[Rows from a figure dataset]

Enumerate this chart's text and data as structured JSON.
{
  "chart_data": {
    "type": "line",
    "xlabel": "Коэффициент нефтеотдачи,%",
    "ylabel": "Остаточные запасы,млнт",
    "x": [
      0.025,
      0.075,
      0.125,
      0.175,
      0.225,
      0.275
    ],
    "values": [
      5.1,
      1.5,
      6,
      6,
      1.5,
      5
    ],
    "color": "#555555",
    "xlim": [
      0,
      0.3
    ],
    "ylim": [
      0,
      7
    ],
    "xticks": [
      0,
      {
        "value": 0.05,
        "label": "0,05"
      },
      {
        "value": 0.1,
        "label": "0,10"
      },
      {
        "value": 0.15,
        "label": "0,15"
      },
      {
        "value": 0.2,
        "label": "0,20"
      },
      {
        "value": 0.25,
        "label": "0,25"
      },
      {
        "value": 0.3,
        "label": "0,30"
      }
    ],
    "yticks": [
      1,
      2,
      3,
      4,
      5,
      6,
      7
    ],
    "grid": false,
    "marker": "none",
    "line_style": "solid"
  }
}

Instruction. Your task is to retype all of the records exactly.

Result of this exercise.
Enumerate this chart's text and data as structured JSON.
{
  "chart_data": {
    "type": "line",
    "xlabel": "Коэффициент нефтеотдачи,%",
    "ylabel": "Остаточные запасы,млнт",
    "x": [
      0.025,
      0.075,
      0.125,
      0.175,
      0.225,
      0.275
    ],
    "values": [
      5.1,
      1.5,
      6,
      6,
      1.5,
      5
    ],
    "color": "#555555",
    "xlim": [
      0,
      0.3
    ],
    "ylim": [
      0,
      7
    ],
    "xticks": [
      0,
      {
        "value": 0.05,
        "label": "0,05"
      },
      {
        "value": 0.1,
        "label": "0,10"
      },
      {
        "value": 0.15,
        "label": "0,15"
      },
      {
        "value": 0.2,
        "label": "0,20"
      },
      {
        "value": 0.25,
        "label": "0,25"
      },
      {
        "value": 0.3,
        "label": "0,30"
      }
    ],
    "yticks": [
      1,
      2,
      3,
      4,
      5,
      6,
      7
    ],
    "grid": false,
    "marker": "none",
    "line_style": "solid"
  }
}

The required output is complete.